_Records shown_.
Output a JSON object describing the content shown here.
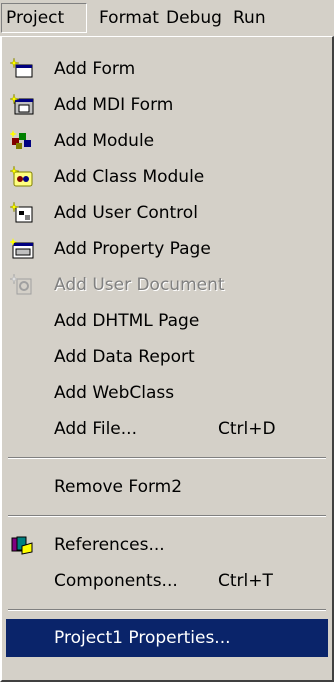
{
  "menubar": {
    "items": [
      "Project",
      "Format",
      "Debug",
      "Run"
    ]
  },
  "menu": {
    "add_form": "Add Form",
    "add_mdi_form": "Add MDI Form",
    "add_module": "Add Module",
    "add_class_module": "Add Class Module",
    "add_user_control": "Add User Control",
    "add_property_page": "Add Property Page",
    "add_user_document": "Add User Document",
    "add_dhtml_page": "Add DHTML Page",
    "add_data_report": "Add Data Report",
    "add_webclass": "Add WebClass",
    "add_file": "Add File...",
    "add_file_shortcut": "Ctrl+D",
    "remove_form": "Remove Form2",
    "references": "References...",
    "components": "Components...",
    "components_shortcut": "Ctrl+T",
    "project_properties": "Project1 Properties..."
  },
  "colors": {
    "face": "#d4d0c8",
    "highlight": "#0a246a",
    "disabled_text": "#808080"
  }
}
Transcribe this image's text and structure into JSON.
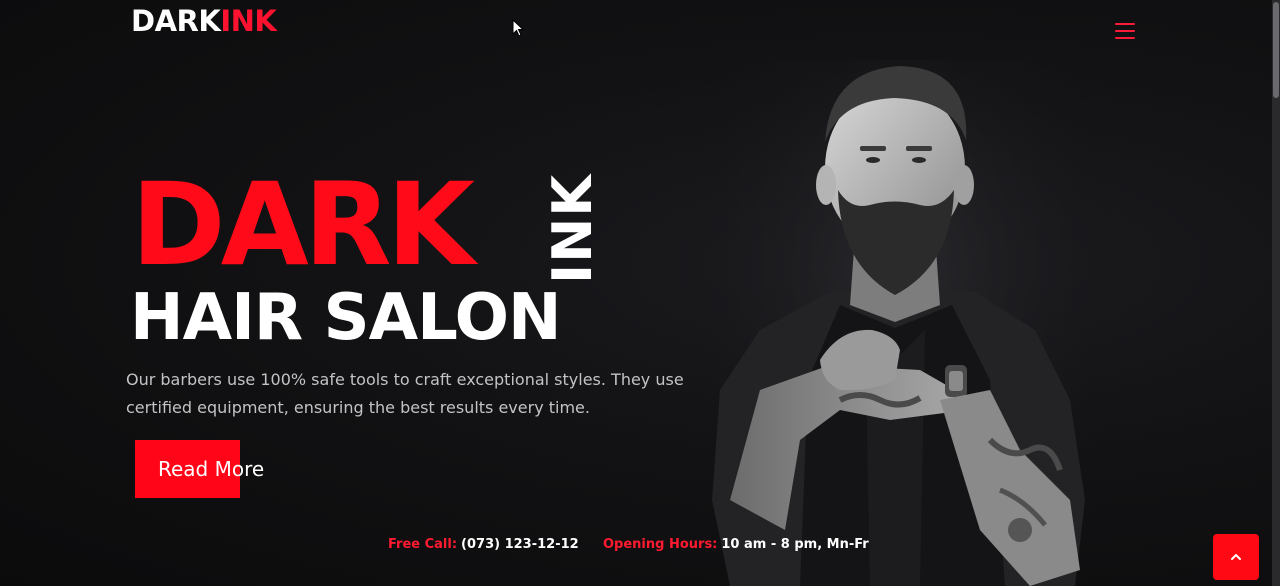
{
  "header": {
    "logo_part1": "DARK",
    "logo_part2": "INK",
    "menu_icon": "hamburger-menu-icon"
  },
  "hero": {
    "title_main": "DARK",
    "title_vertical": "INK",
    "subtitle": "HAIR SALON",
    "description": "Our barbers use 100% safe tools to craft exceptional styles. They use certified equipment, ensuring the best results every time.",
    "cta_label": "Read More"
  },
  "contact": {
    "call_label": "Free Call:",
    "call_value": "(073) 123-12-12",
    "hours_label": "Opening Hours:",
    "hours_value": "10 am - 8 pm, Mn-Fr"
  },
  "scroll_top_icon": "chevron-up-icon",
  "colors": {
    "accent": "#ff0a18",
    "background": "#121214",
    "text": "#ffffff",
    "muted_text": "#c3c3c6"
  }
}
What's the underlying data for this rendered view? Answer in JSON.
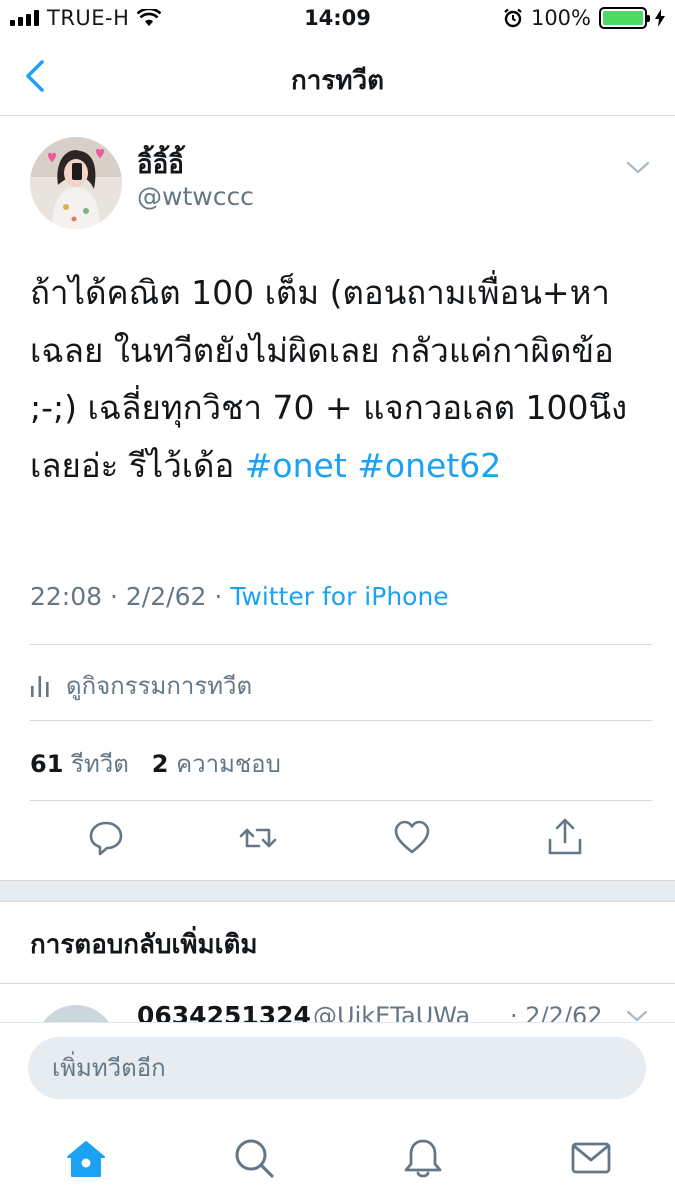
{
  "status_bar": {
    "carrier": "TRUE-H",
    "time": "14:09",
    "battery_percent": "100%",
    "battery_level": 1.0,
    "battery_color": "#4cd964"
  },
  "nav": {
    "title": "การทวีต",
    "back_icon": "chevron-left-icon"
  },
  "tweet": {
    "display_name": "อิ้อิ้อิ้",
    "username": "@wtwccc",
    "text_plain": "ถ้าได้คณิต 100 เต็ม (ตอนถามเพื่อน+หาเฉลย ในทวีตยังไม่ผิดเลย กลัวแค่กาผิดข้อ ;-;) เฉลี่ยทุกวิชา 70 + แจกวอเลต 100นึงเลยอ่ะ รีไว้เด้อ",
    "hashtag_1": "#onet",
    "hashtag_2": "#onet62",
    "time": "22:08",
    "date": "2/2/62",
    "separator": "·",
    "source": "Twitter for iPhone"
  },
  "activity": {
    "label": "ดูกิจกรรมการทวีต",
    "icon": "bar-chart-icon"
  },
  "stats": {
    "retweets_count": "61",
    "retweets_label": "รีทวีต",
    "likes_count": "2",
    "likes_label": "ความชอบ"
  },
  "actions": [
    "reply-icon",
    "retweet-icon",
    "like-icon",
    "share-icon"
  ],
  "more_replies": {
    "title": "การตอบกลับเพิ่มเติม"
  },
  "reply_preview": {
    "name": "0634251324",
    "handle": "@UjkETaUWa",
    "date": "· 2/2/62"
  },
  "compose": {
    "placeholder": "เพิ่มทวีตอีก"
  },
  "tabbar": [
    "home-icon",
    "search-icon",
    "notifications-icon",
    "messages-icon"
  ],
  "colors": {
    "accent": "#1da1f2",
    "secondary_text": "#657786",
    "divider": "#d6d9dc"
  }
}
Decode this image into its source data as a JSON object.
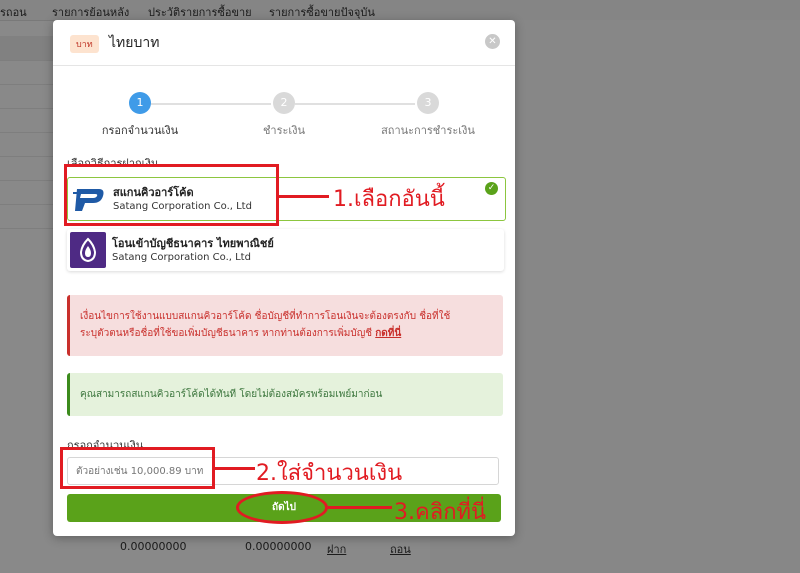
{
  "background": {
    "nav_items": [
      "รถอน",
      "รายการย้อนหลัง",
      "ประวัติรายการซื้อขาย",
      "รายการซื้อขายปัจจุบัน"
    ],
    "bottom_row": {
      "value1": "0.00000000",
      "value2": "0.00000000",
      "link1": "ฝาก",
      "link2": "ถอน"
    }
  },
  "modal": {
    "currency_badge": "บาท",
    "title": "ไทยบาท",
    "steps": [
      {
        "number": "1",
        "label": "กรอกจำนวนเงิน",
        "active": true
      },
      {
        "number": "2",
        "label": "ชำระเงิน",
        "active": false
      },
      {
        "number": "3",
        "label": "สถานะการชำระเงิน",
        "active": false
      }
    ],
    "method_section_label": "เลือกวิธีการฝากเงิน",
    "methods": [
      {
        "title": "สแกนคิวอาร์โค้ด",
        "subtitle": "Satang Corporation Co., Ltd",
        "selected": true,
        "logo": "promptpay-logo"
      },
      {
        "title": "โอนเข้าบัญชีธนาคาร ไทยพาณิชย์",
        "subtitle": "Satang Corporation Co., Ltd",
        "selected": false,
        "logo": "scb-logo"
      }
    ],
    "warning": {
      "line1": "เงื่อนไขการใช้งานแบบสแกนคิวอาร์โค้ด ชื่อบัญชีที่ทำการโอนเงินจะต้องตรงกับ ชื่อที่ใช้",
      "line2": "ระบุตัวตนหรือชื่อที่ใช้ขอเพิ่มบัญชีธนาคาร หากท่านต้องการเพิ่มบัญชี",
      "link": "กดที่นี่"
    },
    "info": "คุณสามารถสแกนคิวอาร์โค้ดได้ทันที โดยไม่ต้องสมัครพร้อมเพย์มาก่อน",
    "amount_label": "กรอกจำนวนเงิน",
    "amount_placeholder": "ตัวอย่างเช่น 10,000.89 บาท",
    "next_label": "ถัดไป"
  },
  "annotations": {
    "step1": "1.เลือกอันนี้",
    "step2": "2.ใส่จำนวนเงิน",
    "step3": "3.คลิกที่นี่"
  },
  "colors": {
    "accent_green": "#5aa21a",
    "step_active": "#3f9be8",
    "step_inactive": "#d9d9d9",
    "annotation_red": "#e11b22",
    "warning_bg": "#f6dede",
    "info_bg": "#e5f2dc"
  }
}
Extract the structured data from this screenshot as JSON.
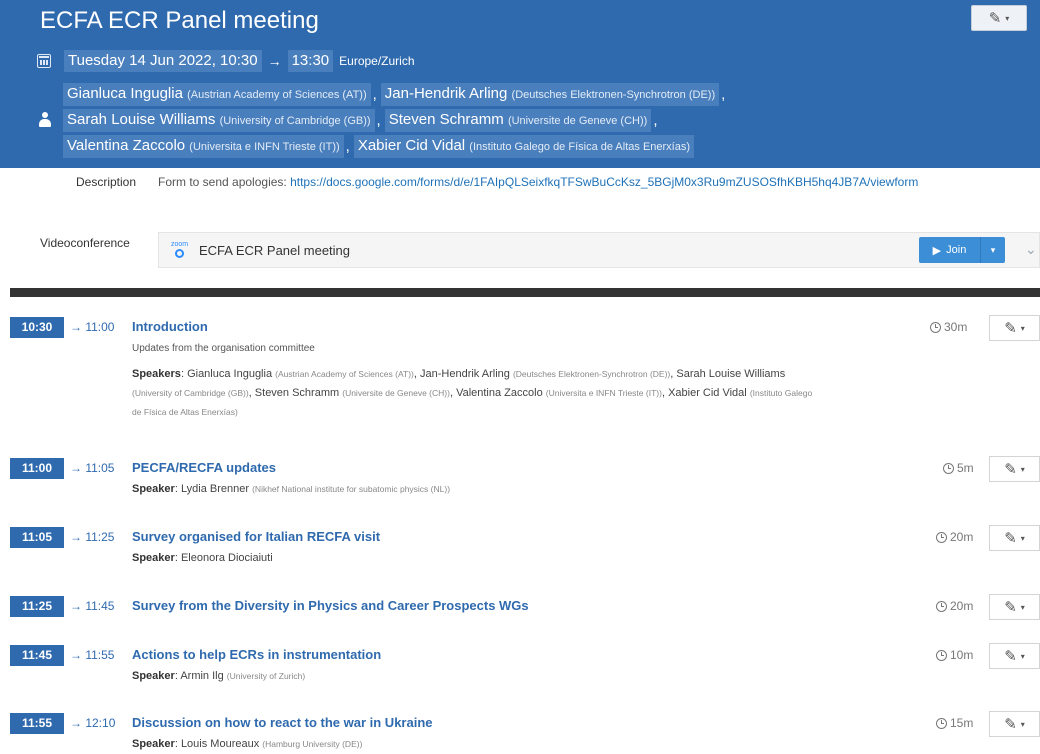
{
  "event": {
    "title": "ECFA ECR Panel meeting",
    "date": "Tuesday 14 Jun 2022, 10:30",
    "arrow": "→",
    "end_time": "13:30",
    "timezone": "Europe/Zurich",
    "chairs": [
      {
        "name": "Gianluca Inguglia",
        "affiliation": "(Austrian Academy of Sciences (AT))"
      },
      {
        "name": "Jan-Hendrik Arling",
        "affiliation": "(Deutsches Elektronen-Synchrotron (DE))"
      },
      {
        "name": "Sarah Louise Williams",
        "affiliation": "(University of Cambridge (GB))"
      },
      {
        "name": "Steven Schramm",
        "affiliation": "(Universite de Geneve (CH))"
      },
      {
        "name": "Valentina Zaccolo",
        "affiliation": "(Universita e INFN Trieste (IT))"
      },
      {
        "name": "Xabier Cid Vidal",
        "affiliation": "(Instituto Galego de Física de Altas Enerxías)"
      }
    ],
    "comma": ","
  },
  "description": {
    "label": "Description",
    "text": "Form to send apologies: ",
    "link": "https://docs.google.com/forms/d/e/1FAIpQLSeixfkqTFSwBuCcKsz_5BGjM0x3Ru9mZUSOSfhKBH5hq4JB7A/viewform"
  },
  "videoconference": {
    "label": "Videoconference",
    "provider_icon_text": "zoom",
    "name": "ECFA ECR Panel meeting",
    "join_label": "Join"
  },
  "timetable": [
    {
      "start": "10:30",
      "end": "→ 11:00",
      "title": "Introduction",
      "duration": "30m",
      "subtitle": "Updates from the organisation committee",
      "speaker_label": "Speakers",
      "speaker_lines": [
        [
          {
            "name": "Gianluca Inguglia",
            "affiliation": "(Austrian Academy of Sciences (AT))"
          },
          {
            "name": "Jan-Hendrik Arling",
            "affiliation": "(Deutsches Elektronen-Synchrotron (DE))"
          },
          {
            "name": "Sarah Louise Williams",
            "affiliation": ""
          }
        ],
        [
          {
            "name": "",
            "affiliation": "(University of Cambridge (GB))"
          },
          {
            "name": "Steven Schramm",
            "affiliation": "(Universite de Geneve (CH))"
          },
          {
            "name": "Valentina Zaccolo",
            "affiliation": "(Universita e INFN Trieste (IT))"
          },
          {
            "name": "Xabier Cid Vidal",
            "affiliation": "(Instituto Galego"
          }
        ],
        [
          {
            "name": "",
            "affiliation": "de Física de Altas Enerxías)"
          }
        ]
      ]
    },
    {
      "start": "11:00",
      "end": "→ 11:05",
      "title": "PECFA/RECFA updates",
      "duration": "5m",
      "speaker_label": "Speaker",
      "speaker": {
        "name": "Lydia Brenner",
        "affiliation": "(Nikhef National institute for subatomic physics (NL))"
      }
    },
    {
      "start": "11:05",
      "end": "→ 11:25",
      "title": "Survey organised for Italian RECFA visit",
      "duration": "20m",
      "speaker_label": "Speaker",
      "speaker": {
        "name": "Eleonora Diociaiuti",
        "affiliation": ""
      }
    },
    {
      "start": "11:25",
      "end": "→ 11:45",
      "title": "Survey from the Diversity in Physics and Career Prospects WGs",
      "duration": "20m"
    },
    {
      "start": "11:45",
      "end": "→ 11:55",
      "title": "Actions to help ECRs in instrumentation",
      "duration": "10m",
      "speaker_label": "Speaker",
      "speaker": {
        "name": "Armin Ilg",
        "affiliation": "(University of Zurich)"
      }
    },
    {
      "start": "11:55",
      "end": "→ 12:10",
      "title": "Discussion on how to react to the war in Ukraine",
      "duration": "15m",
      "speaker_label": "Speaker",
      "speaker": {
        "name": "Louis Moureaux",
        "affiliation": "(Hamburg University (DE))"
      }
    }
  ],
  "colors": {
    "header": "#2f6aae",
    "accent": "#1f72b8",
    "join": "#3c8fd6"
  }
}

_What to do_.
Scan the data for the word "duration" and copy every line where it shows up.

_Exercise output_.
      "duration": "30m",
      "duration": "5m",
      "duration": "20m",
      "duration": "20m"
      "duration": "10m",
      "duration": "15m",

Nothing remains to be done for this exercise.